---- SUPPLIED MATERIAL

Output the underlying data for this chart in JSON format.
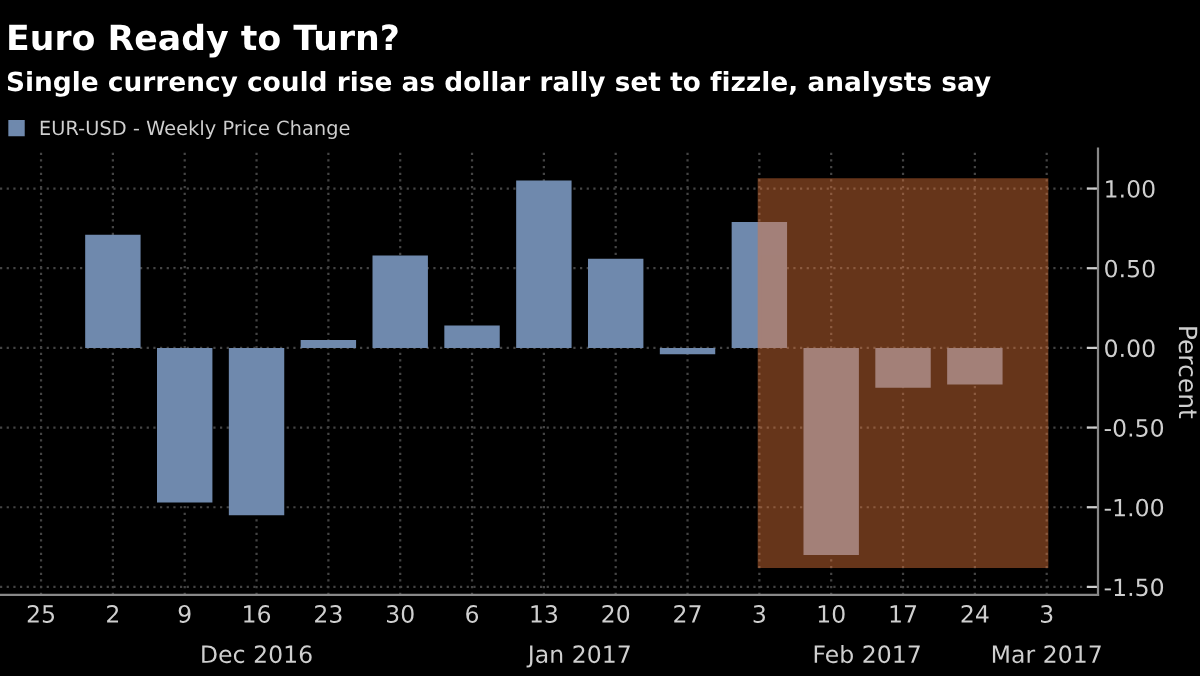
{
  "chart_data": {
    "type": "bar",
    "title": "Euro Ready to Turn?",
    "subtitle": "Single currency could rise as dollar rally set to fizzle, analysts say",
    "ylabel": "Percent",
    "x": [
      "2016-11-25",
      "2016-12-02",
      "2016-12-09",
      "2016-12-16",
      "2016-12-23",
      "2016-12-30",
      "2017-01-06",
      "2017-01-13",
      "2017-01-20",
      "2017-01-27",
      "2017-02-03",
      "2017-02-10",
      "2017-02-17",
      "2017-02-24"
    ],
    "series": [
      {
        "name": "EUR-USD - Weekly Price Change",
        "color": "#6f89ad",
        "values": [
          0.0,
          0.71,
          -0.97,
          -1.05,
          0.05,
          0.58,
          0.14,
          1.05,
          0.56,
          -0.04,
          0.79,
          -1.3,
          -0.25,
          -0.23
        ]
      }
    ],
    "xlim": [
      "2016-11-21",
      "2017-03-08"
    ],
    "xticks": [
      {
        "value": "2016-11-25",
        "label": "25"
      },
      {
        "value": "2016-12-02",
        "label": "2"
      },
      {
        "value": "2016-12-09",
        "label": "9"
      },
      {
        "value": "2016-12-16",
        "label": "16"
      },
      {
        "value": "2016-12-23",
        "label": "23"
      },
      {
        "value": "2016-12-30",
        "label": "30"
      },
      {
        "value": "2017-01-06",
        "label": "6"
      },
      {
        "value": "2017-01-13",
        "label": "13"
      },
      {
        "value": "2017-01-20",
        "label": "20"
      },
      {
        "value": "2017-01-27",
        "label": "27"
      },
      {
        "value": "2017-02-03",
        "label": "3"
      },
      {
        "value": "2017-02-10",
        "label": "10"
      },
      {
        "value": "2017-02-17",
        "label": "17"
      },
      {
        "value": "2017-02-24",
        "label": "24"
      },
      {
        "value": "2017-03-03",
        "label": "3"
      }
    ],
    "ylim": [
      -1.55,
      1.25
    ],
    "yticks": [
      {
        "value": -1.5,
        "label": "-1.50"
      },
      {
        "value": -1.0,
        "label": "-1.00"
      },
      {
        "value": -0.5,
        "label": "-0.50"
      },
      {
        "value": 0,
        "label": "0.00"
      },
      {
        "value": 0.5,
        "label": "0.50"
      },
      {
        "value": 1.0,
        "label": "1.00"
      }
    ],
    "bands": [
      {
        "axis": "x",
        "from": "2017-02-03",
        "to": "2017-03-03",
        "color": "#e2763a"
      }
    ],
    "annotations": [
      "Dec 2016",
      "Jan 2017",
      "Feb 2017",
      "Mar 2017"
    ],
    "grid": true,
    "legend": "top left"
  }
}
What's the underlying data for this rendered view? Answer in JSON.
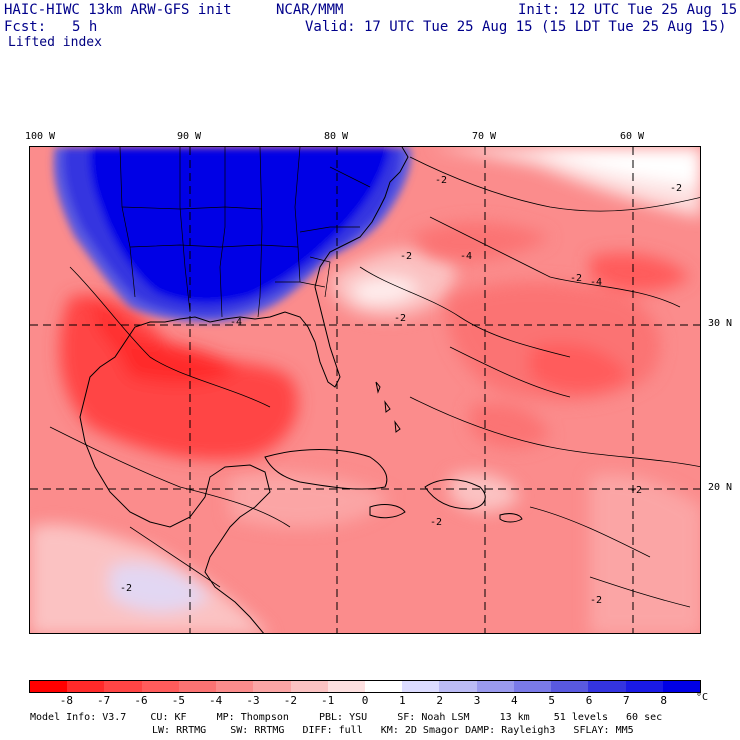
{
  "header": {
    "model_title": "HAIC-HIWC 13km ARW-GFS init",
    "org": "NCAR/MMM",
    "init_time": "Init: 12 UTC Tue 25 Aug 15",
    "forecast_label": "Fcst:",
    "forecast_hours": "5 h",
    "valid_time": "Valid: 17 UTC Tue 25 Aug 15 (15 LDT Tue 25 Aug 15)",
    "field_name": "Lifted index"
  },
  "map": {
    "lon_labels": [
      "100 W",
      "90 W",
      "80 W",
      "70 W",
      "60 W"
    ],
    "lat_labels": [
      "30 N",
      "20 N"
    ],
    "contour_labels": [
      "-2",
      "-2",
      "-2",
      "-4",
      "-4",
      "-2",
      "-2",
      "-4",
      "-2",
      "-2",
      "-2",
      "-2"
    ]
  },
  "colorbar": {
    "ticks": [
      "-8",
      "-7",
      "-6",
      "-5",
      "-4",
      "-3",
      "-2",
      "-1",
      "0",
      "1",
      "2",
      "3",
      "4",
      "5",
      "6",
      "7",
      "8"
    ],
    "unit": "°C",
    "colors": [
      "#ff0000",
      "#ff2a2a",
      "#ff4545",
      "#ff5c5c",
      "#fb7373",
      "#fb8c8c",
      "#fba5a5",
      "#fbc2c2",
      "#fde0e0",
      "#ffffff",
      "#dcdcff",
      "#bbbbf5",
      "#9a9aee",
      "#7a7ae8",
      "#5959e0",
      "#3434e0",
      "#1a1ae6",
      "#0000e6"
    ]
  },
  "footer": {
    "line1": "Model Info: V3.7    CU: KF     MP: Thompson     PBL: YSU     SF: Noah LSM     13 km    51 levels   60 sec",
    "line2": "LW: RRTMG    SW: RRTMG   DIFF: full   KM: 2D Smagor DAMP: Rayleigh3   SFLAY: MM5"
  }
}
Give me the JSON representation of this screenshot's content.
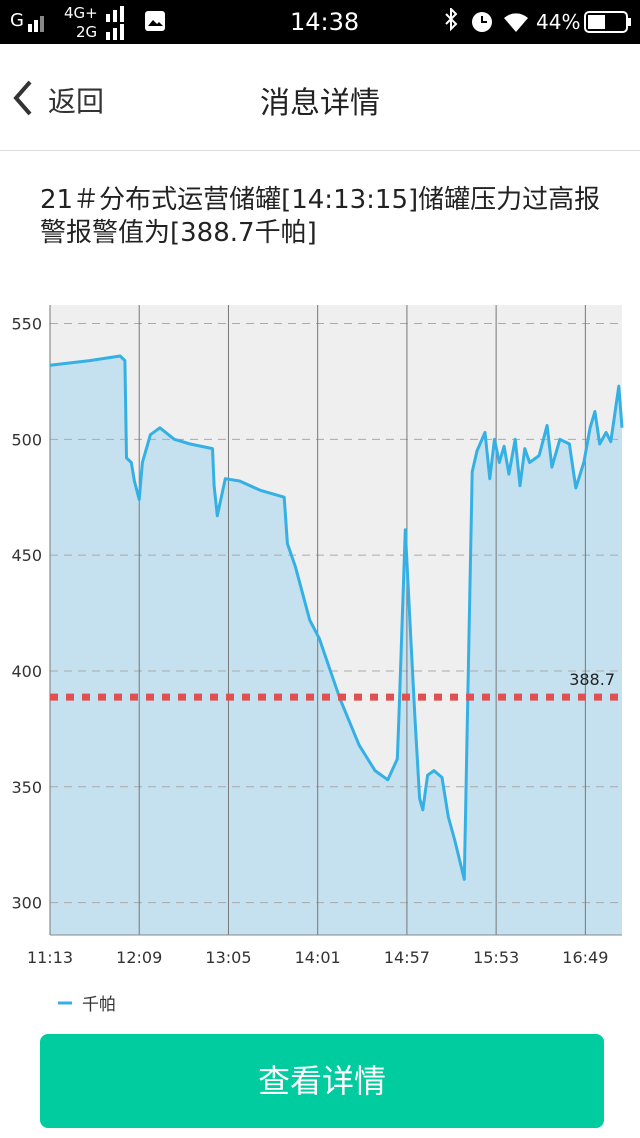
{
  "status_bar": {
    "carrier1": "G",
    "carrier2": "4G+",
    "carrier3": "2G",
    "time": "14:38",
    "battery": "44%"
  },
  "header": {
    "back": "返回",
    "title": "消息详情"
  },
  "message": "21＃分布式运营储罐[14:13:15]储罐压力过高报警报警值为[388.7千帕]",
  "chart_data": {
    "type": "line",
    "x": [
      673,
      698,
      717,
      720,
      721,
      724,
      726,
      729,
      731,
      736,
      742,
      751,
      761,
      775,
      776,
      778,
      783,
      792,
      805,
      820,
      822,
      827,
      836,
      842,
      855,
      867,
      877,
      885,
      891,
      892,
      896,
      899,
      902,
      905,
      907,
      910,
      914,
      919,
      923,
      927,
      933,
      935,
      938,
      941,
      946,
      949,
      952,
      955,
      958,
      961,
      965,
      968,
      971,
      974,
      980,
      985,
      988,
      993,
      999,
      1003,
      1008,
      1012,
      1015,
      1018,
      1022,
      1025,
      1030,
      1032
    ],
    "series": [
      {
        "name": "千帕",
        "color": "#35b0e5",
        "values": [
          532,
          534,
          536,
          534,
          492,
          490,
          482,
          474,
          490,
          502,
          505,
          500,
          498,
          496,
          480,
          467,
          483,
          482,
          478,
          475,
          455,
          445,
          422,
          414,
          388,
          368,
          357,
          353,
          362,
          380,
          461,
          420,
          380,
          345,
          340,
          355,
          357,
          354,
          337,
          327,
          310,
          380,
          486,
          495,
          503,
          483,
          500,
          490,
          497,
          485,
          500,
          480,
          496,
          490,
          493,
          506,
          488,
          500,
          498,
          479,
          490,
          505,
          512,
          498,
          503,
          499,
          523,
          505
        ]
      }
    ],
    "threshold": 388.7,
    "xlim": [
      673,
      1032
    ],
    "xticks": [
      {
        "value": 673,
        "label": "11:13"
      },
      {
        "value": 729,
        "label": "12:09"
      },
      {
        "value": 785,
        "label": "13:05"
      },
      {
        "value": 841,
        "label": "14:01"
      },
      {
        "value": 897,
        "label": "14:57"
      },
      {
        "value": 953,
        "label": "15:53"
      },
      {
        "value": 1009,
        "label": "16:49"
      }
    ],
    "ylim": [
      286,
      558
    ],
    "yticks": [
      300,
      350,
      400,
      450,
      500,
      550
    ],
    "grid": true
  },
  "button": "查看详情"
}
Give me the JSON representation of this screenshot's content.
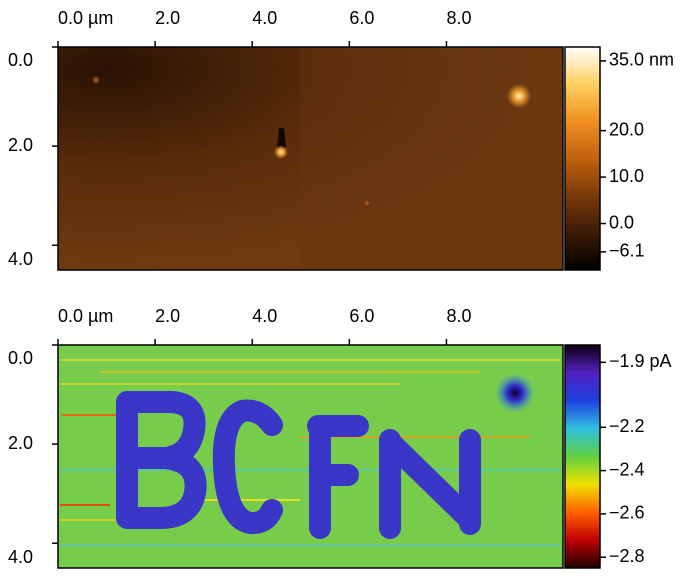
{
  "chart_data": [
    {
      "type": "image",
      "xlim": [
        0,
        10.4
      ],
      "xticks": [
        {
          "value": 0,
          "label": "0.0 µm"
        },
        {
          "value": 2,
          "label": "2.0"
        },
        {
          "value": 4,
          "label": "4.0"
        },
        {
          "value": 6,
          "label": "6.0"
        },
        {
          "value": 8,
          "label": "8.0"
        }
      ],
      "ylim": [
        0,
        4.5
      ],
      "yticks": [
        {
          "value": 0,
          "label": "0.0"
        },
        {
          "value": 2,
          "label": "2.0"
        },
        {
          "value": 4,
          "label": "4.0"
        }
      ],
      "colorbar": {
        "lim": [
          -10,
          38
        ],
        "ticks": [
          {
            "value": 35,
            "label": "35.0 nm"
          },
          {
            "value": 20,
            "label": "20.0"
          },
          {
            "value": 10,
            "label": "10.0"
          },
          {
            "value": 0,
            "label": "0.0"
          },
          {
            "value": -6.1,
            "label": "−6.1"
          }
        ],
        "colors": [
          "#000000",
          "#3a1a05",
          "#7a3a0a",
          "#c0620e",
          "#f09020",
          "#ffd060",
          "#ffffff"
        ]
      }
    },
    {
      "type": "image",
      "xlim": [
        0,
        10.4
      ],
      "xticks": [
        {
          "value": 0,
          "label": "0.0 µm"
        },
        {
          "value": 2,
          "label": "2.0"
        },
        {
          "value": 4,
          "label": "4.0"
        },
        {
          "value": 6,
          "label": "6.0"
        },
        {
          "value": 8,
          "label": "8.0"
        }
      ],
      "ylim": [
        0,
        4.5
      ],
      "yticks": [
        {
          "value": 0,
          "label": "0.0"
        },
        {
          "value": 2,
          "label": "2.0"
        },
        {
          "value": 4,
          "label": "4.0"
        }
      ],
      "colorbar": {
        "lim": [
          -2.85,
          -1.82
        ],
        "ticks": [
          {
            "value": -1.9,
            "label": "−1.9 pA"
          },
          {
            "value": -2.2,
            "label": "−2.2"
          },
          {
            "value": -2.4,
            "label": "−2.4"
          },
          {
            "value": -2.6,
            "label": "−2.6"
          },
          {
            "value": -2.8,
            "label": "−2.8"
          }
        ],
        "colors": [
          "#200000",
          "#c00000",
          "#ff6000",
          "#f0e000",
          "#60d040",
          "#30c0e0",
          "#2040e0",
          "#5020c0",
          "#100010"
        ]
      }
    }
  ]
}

--------

--- AIM ---
Above are entries; state the number of lines among them that contain "underlying", and nothing else.

--- FULL RESPONSE ---
2